_Records from a dataset_
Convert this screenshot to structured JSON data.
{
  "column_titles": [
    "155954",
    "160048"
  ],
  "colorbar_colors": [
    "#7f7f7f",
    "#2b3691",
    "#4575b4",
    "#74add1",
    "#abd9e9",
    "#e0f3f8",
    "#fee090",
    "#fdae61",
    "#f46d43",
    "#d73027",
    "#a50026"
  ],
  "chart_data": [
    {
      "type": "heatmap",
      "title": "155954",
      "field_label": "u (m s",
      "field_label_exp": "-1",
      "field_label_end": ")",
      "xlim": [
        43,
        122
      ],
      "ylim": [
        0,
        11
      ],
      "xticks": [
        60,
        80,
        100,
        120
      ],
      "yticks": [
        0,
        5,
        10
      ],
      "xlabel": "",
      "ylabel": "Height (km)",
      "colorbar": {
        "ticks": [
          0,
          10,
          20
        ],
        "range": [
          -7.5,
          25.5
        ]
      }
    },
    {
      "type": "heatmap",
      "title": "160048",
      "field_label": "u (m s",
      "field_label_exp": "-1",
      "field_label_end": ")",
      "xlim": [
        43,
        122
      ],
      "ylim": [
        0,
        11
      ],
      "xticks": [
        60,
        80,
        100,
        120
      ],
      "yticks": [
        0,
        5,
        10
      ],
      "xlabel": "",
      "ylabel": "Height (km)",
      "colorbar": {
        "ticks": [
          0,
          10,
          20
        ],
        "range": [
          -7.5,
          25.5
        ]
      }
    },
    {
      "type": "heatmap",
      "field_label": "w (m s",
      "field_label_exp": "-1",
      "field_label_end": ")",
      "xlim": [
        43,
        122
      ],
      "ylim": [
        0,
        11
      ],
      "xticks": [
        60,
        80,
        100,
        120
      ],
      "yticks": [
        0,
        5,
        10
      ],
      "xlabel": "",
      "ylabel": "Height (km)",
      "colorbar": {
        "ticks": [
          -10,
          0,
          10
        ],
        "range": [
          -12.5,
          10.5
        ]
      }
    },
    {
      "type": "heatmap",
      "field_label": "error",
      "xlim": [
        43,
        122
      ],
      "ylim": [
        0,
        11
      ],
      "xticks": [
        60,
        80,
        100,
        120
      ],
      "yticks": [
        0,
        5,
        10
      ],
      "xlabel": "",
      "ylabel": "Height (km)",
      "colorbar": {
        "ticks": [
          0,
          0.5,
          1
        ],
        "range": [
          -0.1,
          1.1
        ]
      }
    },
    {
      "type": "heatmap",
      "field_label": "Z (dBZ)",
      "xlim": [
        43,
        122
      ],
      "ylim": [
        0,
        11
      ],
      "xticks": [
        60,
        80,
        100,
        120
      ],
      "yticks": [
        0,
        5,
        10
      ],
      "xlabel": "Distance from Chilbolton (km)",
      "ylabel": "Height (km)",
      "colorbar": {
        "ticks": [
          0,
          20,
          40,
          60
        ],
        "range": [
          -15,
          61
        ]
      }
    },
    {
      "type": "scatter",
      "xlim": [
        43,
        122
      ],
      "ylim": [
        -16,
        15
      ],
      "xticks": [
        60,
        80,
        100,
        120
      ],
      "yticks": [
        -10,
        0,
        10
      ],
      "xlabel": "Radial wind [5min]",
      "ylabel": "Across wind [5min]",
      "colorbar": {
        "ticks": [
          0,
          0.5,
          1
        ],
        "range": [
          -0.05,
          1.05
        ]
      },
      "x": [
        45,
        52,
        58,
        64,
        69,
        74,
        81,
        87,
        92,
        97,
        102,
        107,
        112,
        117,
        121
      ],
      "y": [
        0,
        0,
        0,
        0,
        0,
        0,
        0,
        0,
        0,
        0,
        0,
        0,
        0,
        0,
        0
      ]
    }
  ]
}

_Directive_
Which lines in the records above contain the string "wind"? Copy each one.

_Written response_
      "xlabel": "Radial wind [5min]",
      "ylabel": "Across wind [5min]",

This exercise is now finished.